## ROWS:
_ _ _ _ _ _ _
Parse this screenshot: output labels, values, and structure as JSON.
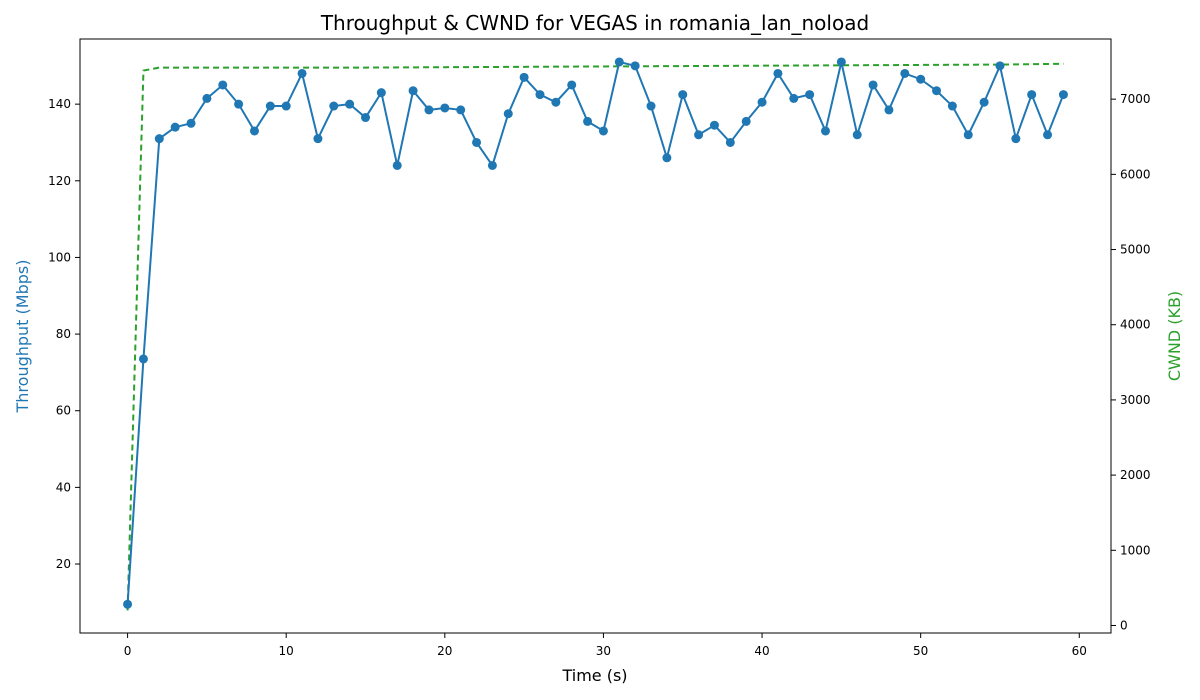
{
  "chart_data": {
    "type": "line",
    "title": "Throughput & CWND for VEGAS in romania_lan_noload",
    "xlabel": "Time (s)",
    "ylabel_left": "Throughput (Mbps)",
    "ylabel_right": "CWND (KB)",
    "xlim": [
      -3,
      62
    ],
    "ylim_left": [
      2,
      157
    ],
    "ylim_right": [
      -100,
      7800
    ],
    "x_ticks": [
      0,
      10,
      20,
      30,
      40,
      50,
      60
    ],
    "y_left_ticks": [
      20,
      40,
      60,
      80,
      100,
      120,
      140
    ],
    "y_right_ticks": [
      0,
      1000,
      2000,
      3000,
      4000,
      5000,
      6000,
      7000
    ],
    "grid": false,
    "colors": {
      "throughput": "#1f77b4",
      "cwnd": "#2ca02c"
    },
    "series": [
      {
        "key": "throughput",
        "axis": "left",
        "style": "solid-with-markers",
        "x": [
          0,
          1,
          2,
          3,
          4,
          5,
          6,
          7,
          8,
          9,
          10,
          11,
          12,
          13,
          14,
          15,
          16,
          17,
          18,
          19,
          20,
          21,
          22,
          23,
          24,
          25,
          26,
          27,
          28,
          29,
          30,
          31,
          32,
          33,
          34,
          35,
          36,
          37,
          38,
          39,
          40,
          41,
          42,
          43,
          44,
          45,
          46,
          47,
          48,
          49,
          50,
          51,
          52,
          53,
          54,
          55,
          56,
          57,
          58,
          59
        ],
        "values": [
          9.5,
          73.5,
          131,
          134,
          135,
          141.5,
          145,
          140,
          133,
          139.5,
          139.5,
          148,
          131,
          139.5,
          140,
          136.5,
          143,
          124,
          143.5,
          138.5,
          139,
          138.5,
          130,
          124,
          137.5,
          147,
          142.5,
          140.5,
          145,
          135.5,
          133,
          151,
          150,
          139.5,
          126,
          142.5,
          132,
          134.5,
          130,
          135.5,
          140.5,
          148,
          141.5,
          142.5,
          133,
          151,
          132,
          145,
          138.5,
          148,
          146.5,
          143.5,
          139.5,
          132,
          140.5,
          150,
          131,
          142.5,
          132,
          142.5
        ]
      },
      {
        "key": "cwnd",
        "axis": "right",
        "style": "dashed",
        "x": [
          0,
          1,
          2,
          5,
          10,
          15,
          20,
          25,
          30,
          35,
          40,
          45,
          50,
          55,
          59
        ],
        "values": [
          200,
          7380,
          7420,
          7420,
          7420,
          7420,
          7425,
          7430,
          7435,
          7440,
          7445,
          7450,
          7455,
          7460,
          7470
        ]
      }
    ]
  }
}
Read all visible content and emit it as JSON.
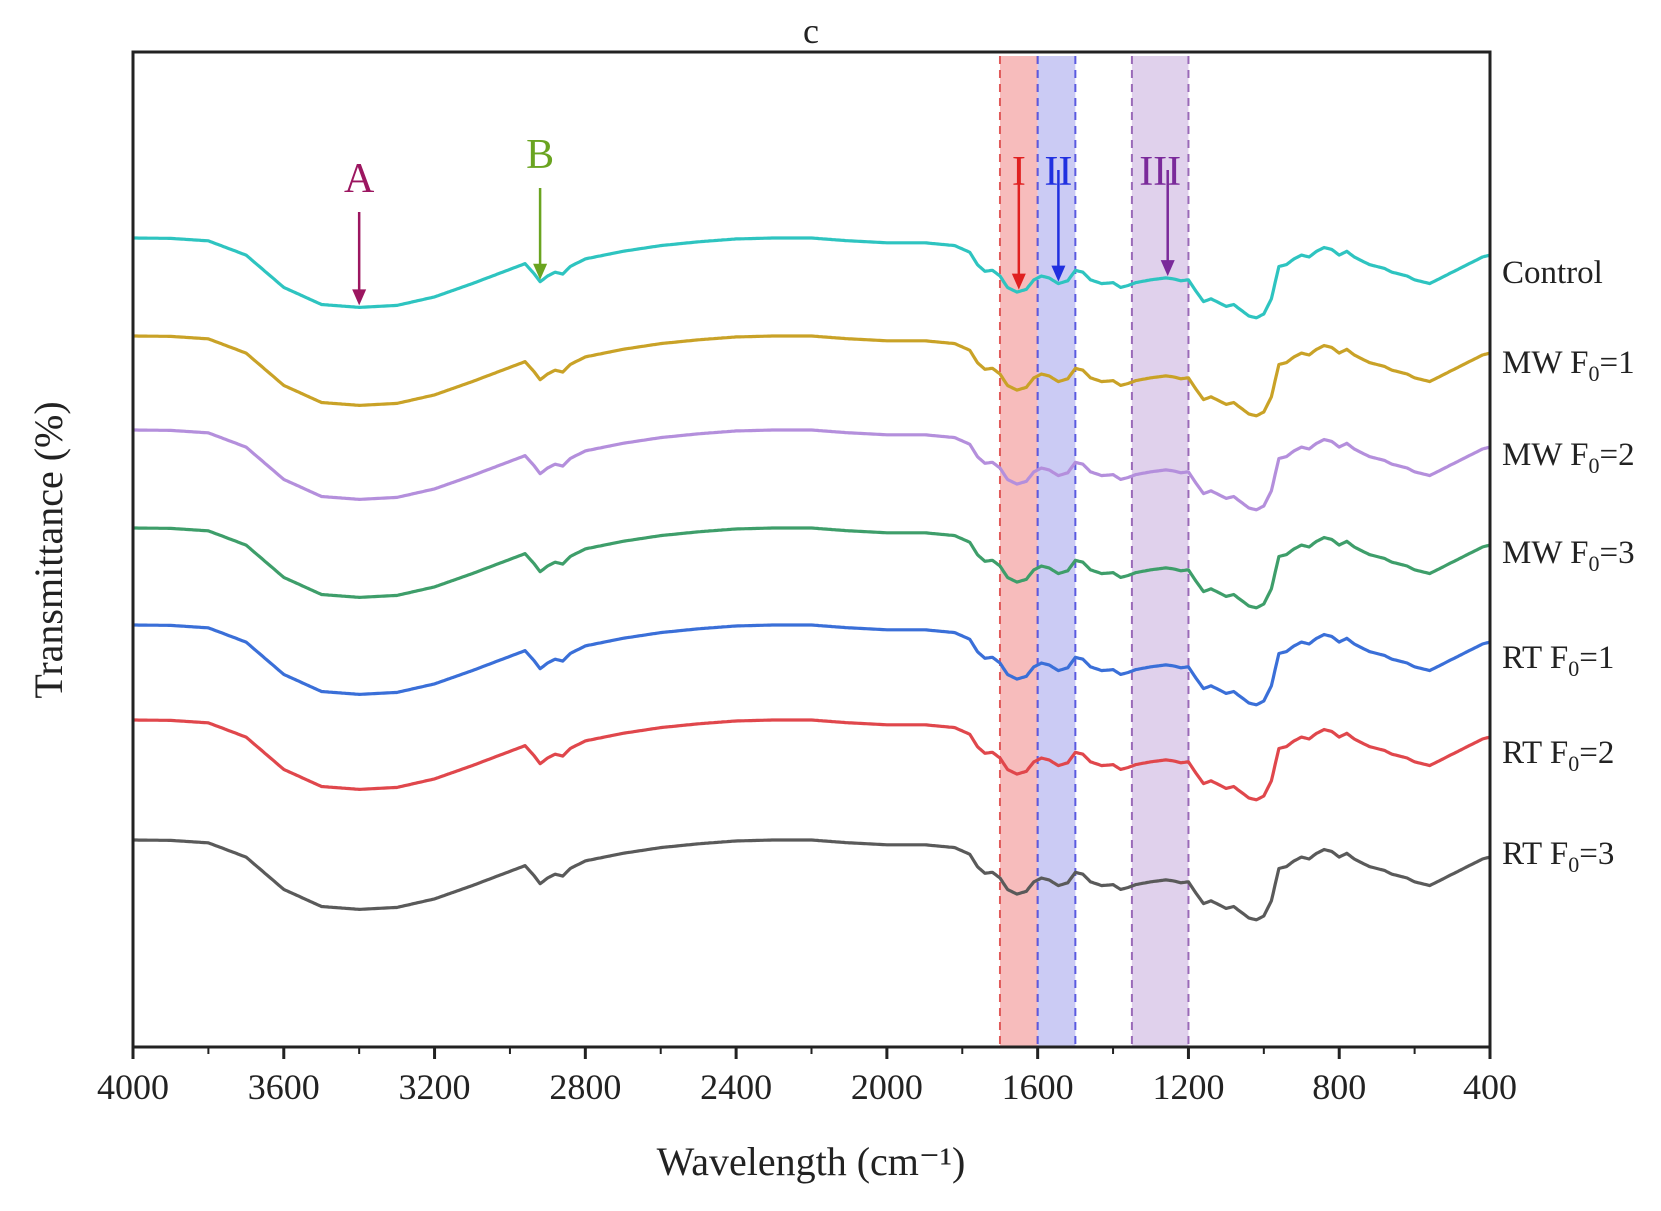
{
  "chart_data": {
    "type": "line",
    "title": "c",
    "xlabel": "Wavelength (cm⁻¹)",
    "ylabel": "Transmittance (%)",
    "xlim": [
      4000,
      400
    ],
    "x_reversed": true,
    "x_ticks": [
      4000,
      3600,
      3200,
      2800,
      2400,
      2000,
      1600,
      1200,
      800,
      400
    ],
    "y_ticks_shown": false,
    "grid": false,
    "legend": "inline labels at right end of each curve",
    "shape": [
      [
        4000,
        0
      ],
      [
        3900,
        -0.4
      ],
      [
        3800,
        -3
      ],
      [
        3700,
        -18
      ],
      [
        3600,
        -52
      ],
      [
        3500,
        -70
      ],
      [
        3400,
        -73
      ],
      [
        3300,
        -71
      ],
      [
        3200,
        -62
      ],
      [
        3100,
        -48
      ],
      [
        3000,
        -33
      ],
      [
        2960,
        -27
      ],
      [
        2935,
        -38
      ],
      [
        2920,
        -46
      ],
      [
        2900,
        -40
      ],
      [
        2880,
        -36
      ],
      [
        2860,
        -38
      ],
      [
        2840,
        -30
      ],
      [
        2800,
        -22
      ],
      [
        2700,
        -14
      ],
      [
        2600,
        -8
      ],
      [
        2500,
        -4
      ],
      [
        2400,
        -1
      ],
      [
        2300,
        0
      ],
      [
        2200,
        0
      ],
      [
        2100,
        -3
      ],
      [
        2000,
        -5
      ],
      [
        1900,
        -5
      ],
      [
        1820,
        -8
      ],
      [
        1780,
        -15
      ],
      [
        1760,
        -28
      ],
      [
        1740,
        -35
      ],
      [
        1720,
        -34
      ],
      [
        1700,
        -40
      ],
      [
        1680,
        -52
      ],
      [
        1655,
        -57
      ],
      [
        1630,
        -54
      ],
      [
        1610,
        -44
      ],
      [
        1590,
        -40
      ],
      [
        1570,
        -42
      ],
      [
        1545,
        -48
      ],
      [
        1520,
        -45
      ],
      [
        1500,
        -34
      ],
      [
        1480,
        -36
      ],
      [
        1460,
        -44
      ],
      [
        1430,
        -48
      ],
      [
        1400,
        -47
      ],
      [
        1380,
        -52
      ],
      [
        1360,
        -50
      ],
      [
        1340,
        -47
      ],
      [
        1300,
        -44
      ],
      [
        1260,
        -42
      ],
      [
        1240,
        -43
      ],
      [
        1220,
        -45
      ],
      [
        1200,
        -44
      ],
      [
        1180,
        -56
      ],
      [
        1160,
        -67
      ],
      [
        1140,
        -64
      ],
      [
        1120,
        -68
      ],
      [
        1100,
        -72
      ],
      [
        1080,
        -70
      ],
      [
        1060,
        -76
      ],
      [
        1040,
        -82
      ],
      [
        1020,
        -84
      ],
      [
        1000,
        -80
      ],
      [
        980,
        -64
      ],
      [
        960,
        -30
      ],
      [
        940,
        -28
      ],
      [
        920,
        -22
      ],
      [
        900,
        -18
      ],
      [
        880,
        -20
      ],
      [
        860,
        -14
      ],
      [
        840,
        -10
      ],
      [
        820,
        -12
      ],
      [
        800,
        -18
      ],
      [
        780,
        -14
      ],
      [
        760,
        -20
      ],
      [
        740,
        -24
      ],
      [
        720,
        -28
      ],
      [
        700,
        -30
      ],
      [
        680,
        -32
      ],
      [
        660,
        -36
      ],
      [
        640,
        -38
      ],
      [
        620,
        -40
      ],
      [
        600,
        -44
      ],
      [
        580,
        -46
      ],
      [
        560,
        -48
      ],
      [
        540,
        -44
      ],
      [
        520,
        -40
      ],
      [
        500,
        -36
      ],
      [
        480,
        -32
      ],
      [
        460,
        -28
      ],
      [
        440,
        -24
      ],
      [
        420,
        -20
      ],
      [
        400,
        -18
      ]
    ],
    "series": [
      {
        "name": "Control",
        "color": "#2ec4c0"
      },
      {
        "name": "MW F0=1",
        "color": "#c9a227"
      },
      {
        "name": "MW F0=2",
        "color": "#b48fdc"
      },
      {
        "name": "MW F0=3",
        "color": "#3e9e6a"
      },
      {
        "name": "RT F0=1",
        "color": "#3a6fd8"
      },
      {
        "name": "RT F0=2",
        "color": "#e0474c"
      },
      {
        "name": "RT F0=3",
        "color": "#5a5a5a"
      }
    ],
    "bands": [
      {
        "label": "I",
        "x_from": 1700,
        "x_to": 1600,
        "fill": "#f4a6a6",
        "edge": "#e05a5a",
        "label_color": "#e02020",
        "arrow_x": 1650
      },
      {
        "label": "II",
        "x_from": 1600,
        "x_to": 1500,
        "fill": "#b9b9f0",
        "edge": "#5a5ae0",
        "label_color": "#2030e0",
        "arrow_x": 1545
      },
      {
        "label": "III",
        "x_from": 1350,
        "x_to": 1200,
        "fill": "#d6c2e6",
        "edge": "#9a6ab8",
        "label_color": "#7a2a9a",
        "arrow_x": 1255
      }
    ],
    "markers": [
      {
        "label": "A",
        "x": 3400,
        "color": "#9c1660"
      },
      {
        "label": "B",
        "x": 2920,
        "color": "#6aa420"
      }
    ]
  }
}
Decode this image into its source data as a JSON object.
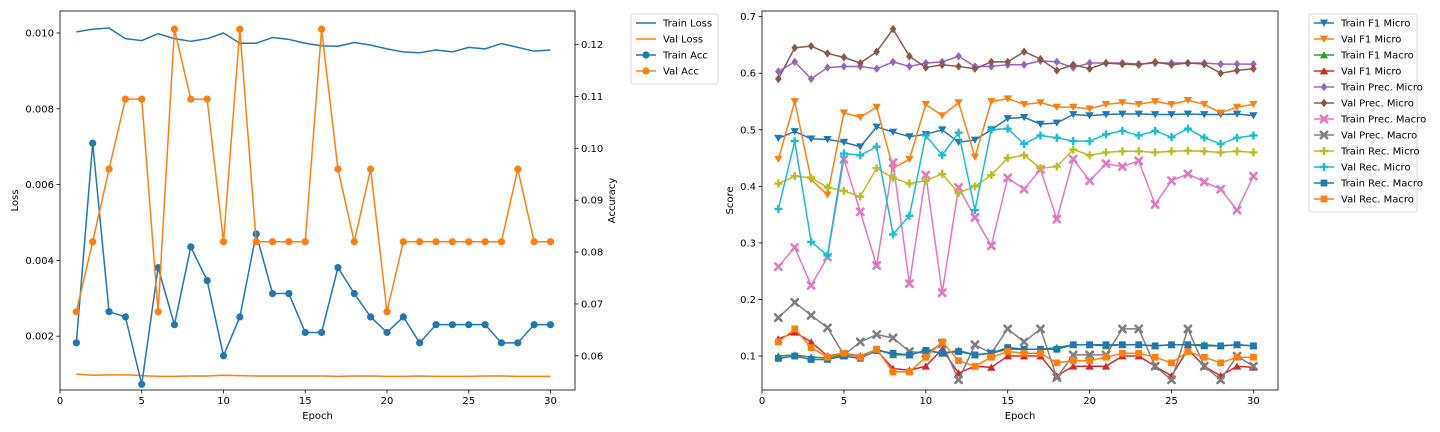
_ _ _ _ _ _ _
## WHAT IS NEEDED:
Give the count of lines holding the word "title" and nothing more.

## RESULT:
2